■ Material ■
☆ ☆ ☆ ☆

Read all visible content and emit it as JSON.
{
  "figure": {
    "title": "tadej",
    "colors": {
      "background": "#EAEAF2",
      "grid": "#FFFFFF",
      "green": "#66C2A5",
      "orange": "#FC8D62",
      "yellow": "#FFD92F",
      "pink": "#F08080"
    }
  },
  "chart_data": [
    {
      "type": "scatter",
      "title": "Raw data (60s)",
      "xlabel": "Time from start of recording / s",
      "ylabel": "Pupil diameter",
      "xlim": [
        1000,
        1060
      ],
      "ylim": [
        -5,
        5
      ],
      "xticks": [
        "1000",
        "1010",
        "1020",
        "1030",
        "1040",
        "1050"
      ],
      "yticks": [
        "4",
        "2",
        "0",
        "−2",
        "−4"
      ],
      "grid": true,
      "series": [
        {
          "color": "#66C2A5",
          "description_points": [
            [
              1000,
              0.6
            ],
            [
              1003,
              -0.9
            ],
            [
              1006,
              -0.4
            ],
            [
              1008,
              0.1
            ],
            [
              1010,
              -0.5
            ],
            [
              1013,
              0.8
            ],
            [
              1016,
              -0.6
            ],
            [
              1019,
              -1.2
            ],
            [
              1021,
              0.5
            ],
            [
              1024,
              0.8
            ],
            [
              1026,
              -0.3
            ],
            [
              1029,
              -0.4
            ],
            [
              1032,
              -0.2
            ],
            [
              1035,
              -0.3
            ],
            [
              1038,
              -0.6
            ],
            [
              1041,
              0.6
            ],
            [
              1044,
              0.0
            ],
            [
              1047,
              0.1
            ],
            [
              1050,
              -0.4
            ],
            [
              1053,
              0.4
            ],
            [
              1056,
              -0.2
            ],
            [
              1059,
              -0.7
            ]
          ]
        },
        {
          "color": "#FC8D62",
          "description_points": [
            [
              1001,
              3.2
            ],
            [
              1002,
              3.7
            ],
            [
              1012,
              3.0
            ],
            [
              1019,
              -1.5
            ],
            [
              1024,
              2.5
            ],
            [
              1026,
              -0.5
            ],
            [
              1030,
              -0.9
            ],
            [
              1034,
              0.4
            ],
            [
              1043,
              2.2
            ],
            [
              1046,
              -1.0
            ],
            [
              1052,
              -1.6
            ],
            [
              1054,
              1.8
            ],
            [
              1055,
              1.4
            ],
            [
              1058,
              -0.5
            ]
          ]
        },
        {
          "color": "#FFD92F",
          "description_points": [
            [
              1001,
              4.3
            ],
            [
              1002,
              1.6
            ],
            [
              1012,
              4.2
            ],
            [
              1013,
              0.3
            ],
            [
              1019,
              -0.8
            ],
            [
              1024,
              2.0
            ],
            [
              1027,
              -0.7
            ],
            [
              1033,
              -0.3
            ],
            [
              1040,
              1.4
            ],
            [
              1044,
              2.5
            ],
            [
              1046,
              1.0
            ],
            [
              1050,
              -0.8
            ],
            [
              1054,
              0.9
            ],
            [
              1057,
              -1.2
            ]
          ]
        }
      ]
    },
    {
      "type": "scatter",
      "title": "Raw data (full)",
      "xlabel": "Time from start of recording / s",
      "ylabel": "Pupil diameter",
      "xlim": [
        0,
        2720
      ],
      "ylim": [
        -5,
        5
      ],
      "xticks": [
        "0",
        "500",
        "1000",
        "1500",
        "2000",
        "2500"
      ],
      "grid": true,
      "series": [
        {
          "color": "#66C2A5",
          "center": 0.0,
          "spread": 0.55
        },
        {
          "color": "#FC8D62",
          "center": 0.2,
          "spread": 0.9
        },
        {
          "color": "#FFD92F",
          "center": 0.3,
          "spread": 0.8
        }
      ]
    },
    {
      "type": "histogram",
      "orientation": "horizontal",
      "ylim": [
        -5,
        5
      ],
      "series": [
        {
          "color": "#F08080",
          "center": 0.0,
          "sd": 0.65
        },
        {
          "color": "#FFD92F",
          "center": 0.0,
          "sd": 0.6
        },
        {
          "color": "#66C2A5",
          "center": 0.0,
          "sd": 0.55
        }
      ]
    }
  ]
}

☆ ☆ ☆ ☆

■ What you are asked to do ■
Exactly as they are written, print the entries again.

■ Exercise result ■
Read all visible content and emit it as JSON.
{
  "figure": {
    "title": "tadej",
    "colors": {
      "background": "#EAEAF2",
      "grid": "#FFFFFF",
      "green": "#66C2A5",
      "orange": "#FC8D62",
      "yellow": "#FFD92F",
      "pink": "#F08080"
    }
  },
  "chart_data": [
    {
      "type": "scatter",
      "title": "Raw data (60s)",
      "xlabel": "Time from start of recording / s",
      "ylabel": "Pupil diameter",
      "xlim": [
        1000,
        1060
      ],
      "ylim": [
        -5,
        5
      ],
      "xticks": [
        "1000",
        "1010",
        "1020",
        "1030",
        "1040",
        "1050"
      ],
      "yticks": [
        "4",
        "2",
        "0",
        "−2",
        "−4"
      ],
      "grid": true,
      "series": [
        {
          "color": "#66C2A5",
          "description_points": [
            [
              1000,
              0.6
            ],
            [
              1003,
              -0.9
            ],
            [
              1006,
              -0.4
            ],
            [
              1008,
              0.1
            ],
            [
              1010,
              -0.5
            ],
            [
              1013,
              0.8
            ],
            [
              1016,
              -0.6
            ],
            [
              1019,
              -1.2
            ],
            [
              1021,
              0.5
            ],
            [
              1024,
              0.8
            ],
            [
              1026,
              -0.3
            ],
            [
              1029,
              -0.4
            ],
            [
              1032,
              -0.2
            ],
            [
              1035,
              -0.3
            ],
            [
              1038,
              -0.6
            ],
            [
              1041,
              0.6
            ],
            [
              1044,
              0.0
            ],
            [
              1047,
              0.1
            ],
            [
              1050,
              -0.4
            ],
            [
              1053,
              0.4
            ],
            [
              1056,
              -0.2
            ],
            [
              1059,
              -0.7
            ]
          ]
        },
        {
          "color": "#FC8D62",
          "description_points": [
            [
              1001,
              3.2
            ],
            [
              1002,
              3.7
            ],
            [
              1012,
              3.0
            ],
            [
              1019,
              -1.5
            ],
            [
              1024,
              2.5
            ],
            [
              1026,
              -0.5
            ],
            [
              1030,
              -0.9
            ],
            [
              1034,
              0.4
            ],
            [
              1043,
              2.2
            ],
            [
              1046,
              -1.0
            ],
            [
              1052,
              -1.6
            ],
            [
              1054,
              1.8
            ],
            [
              1055,
              1.4
            ],
            [
              1058,
              -0.5
            ]
          ]
        },
        {
          "color": "#FFD92F",
          "description_points": [
            [
              1001,
              4.3
            ],
            [
              1002,
              1.6
            ],
            [
              1012,
              4.2
            ],
            [
              1013,
              0.3
            ],
            [
              1019,
              -0.8
            ],
            [
              1024,
              2.0
            ],
            [
              1027,
              -0.7
            ],
            [
              1033,
              -0.3
            ],
            [
              1040,
              1.4
            ],
            [
              1044,
              2.5
            ],
            [
              1046,
              1.0
            ],
            [
              1050,
              -0.8
            ],
            [
              1054,
              0.9
            ],
            [
              1057,
              -1.2
            ]
          ]
        }
      ]
    },
    {
      "type": "scatter",
      "title": "Raw data (full)",
      "xlabel": "Time from start of recording / s",
      "ylabel": "Pupil diameter",
      "xlim": [
        0,
        2720
      ],
      "ylim": [
        -5,
        5
      ],
      "xticks": [
        "0",
        "500",
        "1000",
        "1500",
        "2000",
        "2500"
      ],
      "grid": true,
      "series": [
        {
          "color": "#66C2A5",
          "center": 0.0,
          "spread": 0.55
        },
        {
          "color": "#FC8D62",
          "center": 0.2,
          "spread": 0.9
        },
        {
          "color": "#FFD92F",
          "center": 0.3,
          "spread": 0.8
        }
      ]
    },
    {
      "type": "histogram",
      "orientation": "horizontal",
      "ylim": [
        -5,
        5
      ],
      "series": [
        {
          "color": "#F08080",
          "center": 0.0,
          "sd": 0.65
        },
        {
          "color": "#FFD92F",
          "center": 0.0,
          "sd": 0.6
        },
        {
          "color": "#66C2A5",
          "center": 0.0,
          "sd": 0.55
        }
      ]
    }
  ]
}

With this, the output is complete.